→ Records for the exercise
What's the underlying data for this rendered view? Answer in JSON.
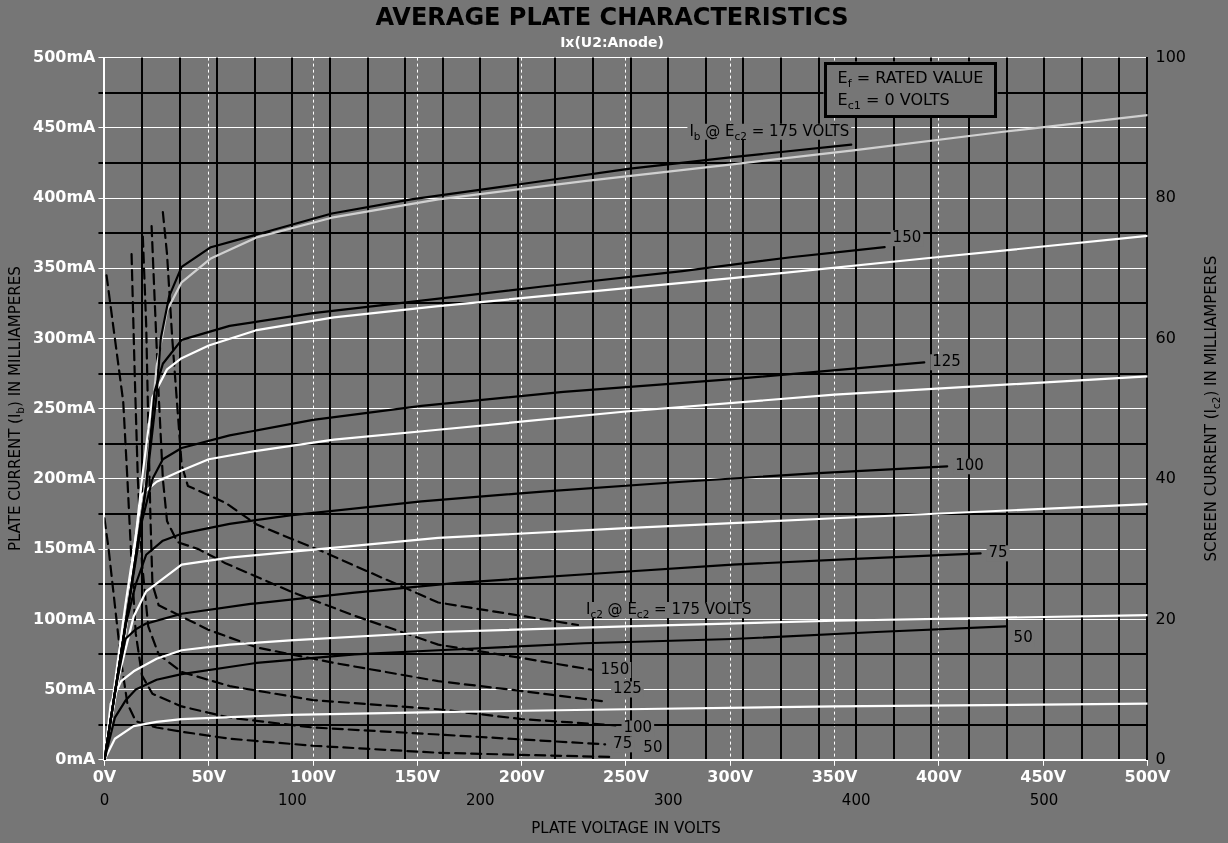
{
  "chart_data": {
    "type": "line",
    "title": "AVERAGE PLATE CHARACTERISTICS",
    "subtitle": "Ix(U2:Anode)",
    "xlabel": "PLATE VOLTAGE IN VOLTS",
    "ylabel": "PLATE CURRENT (I$_{b}$) IN MILLIAMPERES",
    "y2label": "SCREEN CURRENT (I$_{c2}$) IN MILLIAMPERES",
    "xlim": [
      0,
      500
    ],
    "xticks": [
      {
        "value": 0,
        "label": "0V"
      },
      {
        "value": 50,
        "label": "50V"
      },
      {
        "value": 100,
        "label": "100V"
      },
      {
        "value": 150,
        "label": "150V"
      },
      {
        "value": 200,
        "label": "200V"
      },
      {
        "value": 250,
        "label": "250V"
      },
      {
        "value": 300,
        "label": "300V"
      },
      {
        "value": 350,
        "label": "350V"
      },
      {
        "value": 400,
        "label": "400V"
      },
      {
        "value": 450,
        "label": "450V"
      },
      {
        "value": 500,
        "label": "500V"
      }
    ],
    "x2lim": [
      0,
      555
    ],
    "x2ticks": [
      0,
      {
        "value": 20,
        "label": null
      },
      {
        "value": 40,
        "label": null
      },
      {
        "value": 60,
        "label": null
      },
      {
        "value": 80,
        "label": null
      },
      100,
      {
        "value": 120,
        "label": null
      },
      {
        "value": 140,
        "label": null
      },
      {
        "value": 160,
        "label": null
      },
      {
        "value": 180,
        "label": null
      },
      200,
      {
        "value": 220,
        "label": null
      },
      {
        "value": 240,
        "label": null
      },
      {
        "value": 260,
        "label": null
      },
      {
        "value": 280,
        "label": null
      },
      300,
      {
        "value": 320,
        "label": null
      },
      {
        "value": 340,
        "label": null
      },
      {
        "value": 360,
        "label": null
      },
      {
        "value": 380,
        "label": null
      },
      400,
      {
        "value": 420,
        "label": null
      },
      {
        "value": 440,
        "label": null
      },
      {
        "value": 460,
        "label": null
      },
      {
        "value": 480,
        "label": null
      },
      500,
      {
        "value": 520,
        "label": null
      },
      {
        "value": 540,
        "label": null
      }
    ],
    "ylim": [
      0,
      500
    ],
    "yticks": [
      {
        "value": 0,
        "label": "0mA"
      },
      {
        "value": 25,
        "label": null
      },
      {
        "value": 50,
        "label": "50mA"
      },
      {
        "value": 75,
        "label": null
      },
      {
        "value": 100,
        "label": "100mA"
      },
      {
        "value": 125,
        "label": null
      },
      {
        "value": 150,
        "label": "150mA"
      },
      {
        "value": 175,
        "label": null
      },
      {
        "value": 200,
        "label": "200mA"
      },
      {
        "value": 225,
        "label": null
      },
      {
        "value": 250,
        "label": "250mA"
      },
      {
        "value": 275,
        "label": null
      },
      {
        "value": 300,
        "label": "300mA"
      },
      {
        "value": 325,
        "label": null
      },
      {
        "value": 350,
        "label": "350mA"
      },
      {
        "value": 375,
        "label": null
      },
      {
        "value": 400,
        "label": "400mA"
      },
      {
        "value": 425,
        "label": null
      },
      {
        "value": 450,
        "label": "450mA"
      },
      {
        "value": 475,
        "label": null
      },
      {
        "value": 500,
        "label": "500mA"
      }
    ],
    "y2lim": [
      0,
      100
    ],
    "y2ticks": [
      0,
      20,
      40,
      60,
      80,
      100
    ],
    "grid": true,
    "legend": false,
    "marker": "none",
    "series": [
      {
        "name": "I$_{b}$ @ E$_{c2}$ = 175 VOLTS",
        "color": "#000000",
        "x": [
          0,
          10,
          20,
          25,
          27,
          31,
          37,
          51,
          73,
          109,
          147,
          200,
          252,
          300,
          358
        ],
        "values": [
          0,
          95,
          195,
          260,
          300,
          330,
          351,
          365,
          374,
          389,
          399,
          410,
          421,
          429,
          438
        ]
      },
      {
        "name": "150",
        "color": "#000000",
        "x": [
          0,
          10,
          20,
          24,
          28,
          37,
          60,
          100,
          152,
          210,
          277,
          330,
          374
        ],
        "values": [
          0,
          95,
          195,
          262,
          282,
          299,
          309,
          318,
          327,
          337,
          348,
          358,
          365
        ]
      },
      {
        "name": "125",
        "color": "#000000",
        "x": [
          0,
          10,
          18,
          23,
          28,
          37,
          60,
          100,
          152,
          220,
          301,
          393
        ],
        "values": [
          0,
          95,
          170,
          200,
          214,
          222,
          231,
          242,
          252,
          262,
          271,
          283
        ]
      },
      {
        "name": "100",
        "color": "#000000",
        "x": [
          0,
          10,
          15,
          20,
          28,
          37,
          60,
          89,
          152,
          210,
          277,
          340,
          404
        ],
        "values": [
          0,
          95,
          125,
          146,
          156,
          161,
          168,
          174,
          184,
          191,
          198,
          204,
          209
        ]
      },
      {
        "name": "75",
        "color": "#000000",
        "x": [
          0,
          5,
          10,
          15,
          20,
          37,
          70,
          120,
          169,
          240,
          301,
          360,
          420
        ],
        "values": [
          0,
          48,
          86,
          93,
          97,
          104,
          111,
          119,
          126,
          133,
          139,
          143,
          147
        ]
      },
      {
        "name": "50",
        "color": "#000000",
        "x": [
          0,
          5,
          10,
          15,
          25,
          37,
          73,
          120,
          160,
          230,
          301,
          370,
          432
        ],
        "values": [
          0,
          30,
          42,
          50,
          57,
          61,
          69,
          75,
          78,
          83,
          86,
          91,
          95
        ]
      },
      {
        "color": "#d0d0d0",
        "x": [
          0,
          10,
          20,
          25,
          30,
          37,
          51,
          73,
          109,
          160,
          230,
          301,
          359,
          430,
          500
        ],
        "values": [
          0,
          90,
          200,
          280,
          320,
          340,
          357,
          372,
          386,
          399,
          412,
          424,
          434,
          447,
          459
        ]
      },
      {
        "color": "#ffffff",
        "x": [
          0,
          10,
          18,
          23,
          30,
          37,
          50,
          73,
          110,
          160,
          230,
          301,
          400,
          500
        ],
        "values": [
          0,
          90,
          200,
          258,
          278,
          286,
          295,
          306,
          315,
          323,
          333,
          343,
          358,
          373
        ]
      },
      {
        "color": "#ffffff",
        "x": [
          0,
          10,
          18,
          25,
          37,
          50,
          73,
          110,
          160,
          250,
          350,
          500
        ],
        "values": [
          0,
          110,
          189,
          198,
          206,
          214,
          220,
          228,
          235,
          248,
          260,
          273
        ]
      },
      {
        "color": "#ffffff",
        "x": [
          0,
          7,
          14,
          20,
          37,
          60,
          89,
          160,
          250,
          350,
          500
        ],
        "values": [
          0,
          60,
          102,
          120,
          139,
          144,
          148,
          158,
          165,
          172,
          182
        ]
      },
      {
        "color": "#ffffff",
        "x": [
          0,
          3,
          8,
          14,
          25,
          37,
          60,
          89,
          160,
          250,
          350,
          500
        ],
        "values": [
          0,
          40,
          56,
          63,
          72,
          78,
          82,
          85,
          91,
          95,
          99,
          103
        ]
      },
      {
        "color": "#ffffff",
        "x": [
          0,
          5,
          14,
          25,
          37,
          89,
          160,
          250,
          350,
          500
        ],
        "values": [
          0,
          15,
          24,
          27,
          29,
          32,
          34,
          36,
          38,
          40
        ]
      },
      {
        "name": "I$_{c2}$ @ E$_{c2}$ = 175 VOLTS",
        "color": "#000000",
        "axis": "y2",
        "line_style": "dashed",
        "x": [
          28,
          30,
          32.5,
          35,
          37,
          40,
          58,
          73,
          105,
          160,
          227
        ],
        "values": [
          78,
          72,
          60,
          50,
          42,
          39,
          36.6,
          33.5,
          29.6,
          22.4,
          19.2
        ]
      },
      {
        "name": "150",
        "color": "#000000",
        "axis": "y2",
        "line_style": "dashed",
        "x": [
          22.6,
          24,
          26,
          28,
          30,
          35,
          45,
          58,
          89,
          120,
          160,
          200,
          234
        ],
        "values": [
          76,
          66,
          52,
          40,
          34,
          31,
          30,
          28,
          24,
          20.5,
          16.4,
          14.5,
          12.8
        ]
      },
      {
        "name": "125",
        "color": "#000000",
        "axis": "y2",
        "line_style": "dashed",
        "x": [
          18.4,
          20,
          21,
          22,
          23,
          26,
          37,
          50,
          73,
          110,
          160,
          200,
          240
        ],
        "values": [
          74.5,
          62,
          48,
          35,
          25,
          22,
          20.4,
          18.5,
          16,
          13.8,
          11.2,
          9.8,
          8.3
        ]
      },
      {
        "name": "100",
        "color": "#000000",
        "axis": "y2",
        "line_style": "dashed",
        "x": [
          13,
          14.5,
          16,
          18,
          21,
          26,
          37,
          60,
          100,
          160,
          200,
          245
        ],
        "values": [
          72,
          55,
          40,
          28,
          19,
          15,
          12.5,
          10.5,
          8.5,
          7.2,
          5.8,
          4.9
        ]
      },
      {
        "name": "75",
        "color": "#000000",
        "axis": "y2",
        "line_style": "dashed",
        "x": [
          1,
          5,
          9,
          11,
          13,
          15,
          18,
          23,
          37,
          60,
          100,
          160,
          200,
          240
        ],
        "values": [
          69,
          60,
          51,
          40,
          28,
          18,
          12,
          9.4,
          7.6,
          6,
          4.6,
          3.6,
          2.9,
          2.2
        ]
      },
      {
        "name": "50",
        "color": "#000000",
        "axis": "y2",
        "line_style": "dashed",
        "x": [
          0,
          2,
          5,
          8,
          11,
          15,
          25,
          37,
          60,
          100,
          160,
          200,
          243
        ],
        "values": [
          34.4,
          30,
          22,
          14,
          8,
          5.5,
          4.6,
          4,
          3,
          2,
          1,
          0.7,
          0.4
        ]
      }
    ],
    "annotations": [
      "E$_{f}$ = RATED VALUE",
      "E$_{c1}$ = 0 VOLTS"
    ]
  }
}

→ Work to do
Copy all lines from the material that hold "MILLIAMPERES".

→ Answer in full
    "ylabel": "PLATE CURRENT (I$_{b}$) IN MILLIAMPERES",
    "y2label": "SCREEN CURRENT (I$_{c2}$) IN MILLIAMPERES",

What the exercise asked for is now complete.